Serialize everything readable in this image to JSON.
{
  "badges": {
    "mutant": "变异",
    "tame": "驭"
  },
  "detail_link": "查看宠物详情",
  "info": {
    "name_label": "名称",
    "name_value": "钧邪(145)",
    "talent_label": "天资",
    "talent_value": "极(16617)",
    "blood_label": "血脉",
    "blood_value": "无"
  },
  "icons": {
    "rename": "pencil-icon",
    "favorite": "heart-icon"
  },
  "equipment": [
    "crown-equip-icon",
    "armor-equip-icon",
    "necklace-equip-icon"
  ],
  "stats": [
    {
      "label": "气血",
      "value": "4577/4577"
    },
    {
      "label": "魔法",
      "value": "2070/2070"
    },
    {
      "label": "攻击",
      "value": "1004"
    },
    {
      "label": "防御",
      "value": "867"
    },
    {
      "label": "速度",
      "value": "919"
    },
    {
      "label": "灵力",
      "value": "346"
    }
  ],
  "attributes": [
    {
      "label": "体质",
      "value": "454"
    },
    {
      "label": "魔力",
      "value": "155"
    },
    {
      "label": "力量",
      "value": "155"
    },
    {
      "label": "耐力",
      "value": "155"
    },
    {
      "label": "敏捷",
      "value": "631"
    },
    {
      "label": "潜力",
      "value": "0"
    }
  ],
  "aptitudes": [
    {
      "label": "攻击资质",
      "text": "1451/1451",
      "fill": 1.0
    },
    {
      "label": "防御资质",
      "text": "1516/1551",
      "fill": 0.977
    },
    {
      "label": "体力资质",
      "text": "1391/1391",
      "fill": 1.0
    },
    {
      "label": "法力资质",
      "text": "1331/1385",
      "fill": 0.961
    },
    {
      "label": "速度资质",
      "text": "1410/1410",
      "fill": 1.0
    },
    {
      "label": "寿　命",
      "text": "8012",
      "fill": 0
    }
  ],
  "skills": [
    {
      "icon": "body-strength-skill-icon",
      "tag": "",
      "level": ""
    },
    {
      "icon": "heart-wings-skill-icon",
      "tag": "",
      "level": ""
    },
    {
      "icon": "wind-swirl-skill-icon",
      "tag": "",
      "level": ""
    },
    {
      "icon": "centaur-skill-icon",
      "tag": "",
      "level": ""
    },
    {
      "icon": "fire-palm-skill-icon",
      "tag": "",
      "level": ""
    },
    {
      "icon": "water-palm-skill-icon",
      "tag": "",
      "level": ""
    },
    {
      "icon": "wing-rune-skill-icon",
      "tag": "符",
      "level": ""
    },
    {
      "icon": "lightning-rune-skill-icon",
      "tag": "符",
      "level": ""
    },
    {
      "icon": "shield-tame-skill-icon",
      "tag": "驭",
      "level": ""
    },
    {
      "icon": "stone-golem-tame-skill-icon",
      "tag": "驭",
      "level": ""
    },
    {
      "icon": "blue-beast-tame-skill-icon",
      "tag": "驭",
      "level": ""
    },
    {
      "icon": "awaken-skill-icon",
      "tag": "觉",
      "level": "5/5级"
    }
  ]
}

==*==

▶ _Given task_
Return the listing above word for word.

▶ _Solution to this problem_
Serialize everything readable in this image to JSON.
{
  "badges": {
    "mutant": "变异",
    "tame": "驭"
  },
  "detail_link": "查看宠物详情",
  "info": {
    "name_label": "名称",
    "name_value": "钧邪(145)",
    "talent_label": "天资",
    "talent_value": "极(16617)",
    "blood_label": "血脉",
    "blood_value": "无"
  },
  "icons": {
    "rename": "pencil-icon",
    "favorite": "heart-icon"
  },
  "equipment": [
    "crown-equip-icon",
    "armor-equip-icon",
    "necklace-equip-icon"
  ],
  "stats": [
    {
      "label": "气血",
      "value": "4577/4577"
    },
    {
      "label": "魔法",
      "value": "2070/2070"
    },
    {
      "label": "攻击",
      "value": "1004"
    },
    {
      "label": "防御",
      "value": "867"
    },
    {
      "label": "速度",
      "value": "919"
    },
    {
      "label": "灵力",
      "value": "346"
    }
  ],
  "attributes": [
    {
      "label": "体质",
      "value": "454"
    },
    {
      "label": "魔力",
      "value": "155"
    },
    {
      "label": "力量",
      "value": "155"
    },
    {
      "label": "耐力",
      "value": "155"
    },
    {
      "label": "敏捷",
      "value": "631"
    },
    {
      "label": "潜力",
      "value": "0"
    }
  ],
  "aptitudes": [
    {
      "label": "攻击资质",
      "text": "1451/1451",
      "fill": 1.0
    },
    {
      "label": "防御资质",
      "text": "1516/1551",
      "fill": 0.977
    },
    {
      "label": "体力资质",
      "text": "1391/1391",
      "fill": 1.0
    },
    {
      "label": "法力资质",
      "text": "1331/1385",
      "fill": 0.961
    },
    {
      "label": "速度资质",
      "text": "1410/1410",
      "fill": 1.0
    },
    {
      "label": "寿　命",
      "text": "8012",
      "fill": 0
    }
  ],
  "skills": [
    {
      "icon": "body-strength-skill-icon",
      "tag": "",
      "level": ""
    },
    {
      "icon": "heart-wings-skill-icon",
      "tag": "",
      "level": ""
    },
    {
      "icon": "wind-swirl-skill-icon",
      "tag": "",
      "level": ""
    },
    {
      "icon": "centaur-skill-icon",
      "tag": "",
      "level": ""
    },
    {
      "icon": "fire-palm-skill-icon",
      "tag": "",
      "level": ""
    },
    {
      "icon": "water-palm-skill-icon",
      "tag": "",
      "level": ""
    },
    {
      "icon": "wing-rune-skill-icon",
      "tag": "符",
      "level": ""
    },
    {
      "icon": "lightning-rune-skill-icon",
      "tag": "符",
      "level": ""
    },
    {
      "icon": "shield-tame-skill-icon",
      "tag": "驭",
      "level": ""
    },
    {
      "icon": "stone-golem-tame-skill-icon",
      "tag": "驭",
      "level": ""
    },
    {
      "icon": "blue-beast-tame-skill-icon",
      "tag": "驭",
      "level": ""
    },
    {
      "icon": "awaken-skill-icon",
      "tag": "觉",
      "level": "5/5级"
    }
  ]
}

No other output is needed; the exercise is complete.